● EXERCISE MATERIAL

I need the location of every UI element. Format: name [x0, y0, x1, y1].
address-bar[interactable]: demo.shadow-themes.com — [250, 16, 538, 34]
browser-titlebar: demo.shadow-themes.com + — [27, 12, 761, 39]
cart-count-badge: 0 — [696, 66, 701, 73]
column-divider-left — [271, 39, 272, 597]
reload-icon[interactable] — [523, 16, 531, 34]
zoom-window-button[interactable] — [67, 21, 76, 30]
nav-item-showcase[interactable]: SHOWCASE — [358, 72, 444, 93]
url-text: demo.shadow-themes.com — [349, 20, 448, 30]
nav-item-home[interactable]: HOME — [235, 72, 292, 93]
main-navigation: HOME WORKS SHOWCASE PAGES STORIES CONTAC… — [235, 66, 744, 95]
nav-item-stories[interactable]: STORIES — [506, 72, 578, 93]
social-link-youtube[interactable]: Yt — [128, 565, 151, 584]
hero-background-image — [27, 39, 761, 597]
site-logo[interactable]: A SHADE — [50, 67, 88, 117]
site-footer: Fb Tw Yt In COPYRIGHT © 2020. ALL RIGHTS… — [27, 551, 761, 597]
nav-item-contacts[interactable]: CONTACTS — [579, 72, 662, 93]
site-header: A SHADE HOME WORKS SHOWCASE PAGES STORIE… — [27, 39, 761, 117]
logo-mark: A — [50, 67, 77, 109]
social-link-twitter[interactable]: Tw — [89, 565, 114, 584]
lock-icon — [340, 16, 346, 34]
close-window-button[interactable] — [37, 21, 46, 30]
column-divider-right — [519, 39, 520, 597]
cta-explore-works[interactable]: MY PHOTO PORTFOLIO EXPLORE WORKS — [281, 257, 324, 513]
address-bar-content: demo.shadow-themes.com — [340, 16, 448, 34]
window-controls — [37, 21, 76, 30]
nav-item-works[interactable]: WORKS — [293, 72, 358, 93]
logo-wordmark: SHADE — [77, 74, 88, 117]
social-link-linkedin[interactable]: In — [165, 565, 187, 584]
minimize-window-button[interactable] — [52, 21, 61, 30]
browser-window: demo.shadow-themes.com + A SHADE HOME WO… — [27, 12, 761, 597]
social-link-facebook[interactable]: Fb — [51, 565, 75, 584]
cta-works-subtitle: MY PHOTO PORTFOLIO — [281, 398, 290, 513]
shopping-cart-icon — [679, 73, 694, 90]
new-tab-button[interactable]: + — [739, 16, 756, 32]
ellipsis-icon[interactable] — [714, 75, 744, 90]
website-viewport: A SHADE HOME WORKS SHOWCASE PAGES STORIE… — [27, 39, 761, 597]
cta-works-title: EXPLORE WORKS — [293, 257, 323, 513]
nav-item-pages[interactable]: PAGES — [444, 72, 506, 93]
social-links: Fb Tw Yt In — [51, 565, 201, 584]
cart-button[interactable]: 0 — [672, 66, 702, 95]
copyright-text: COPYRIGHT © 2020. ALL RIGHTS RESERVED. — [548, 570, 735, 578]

● DIRECTIONS
Please copy the items from the start through the line containing "reload-icon[interactable] — [523, 16, 531, 34]", both ends included, with each line reproduced word for word.

● THE RESULT
I need the location of every UI element. Format: name [x0, y0, x1, y1].
address-bar[interactable]: demo.shadow-themes.com — [250, 16, 538, 34]
browser-titlebar: demo.shadow-themes.com + — [27, 12, 761, 39]
cart-count-badge: 0 — [696, 66, 701, 73]
column-divider-left — [271, 39, 272, 597]
reload-icon[interactable] — [523, 16, 531, 34]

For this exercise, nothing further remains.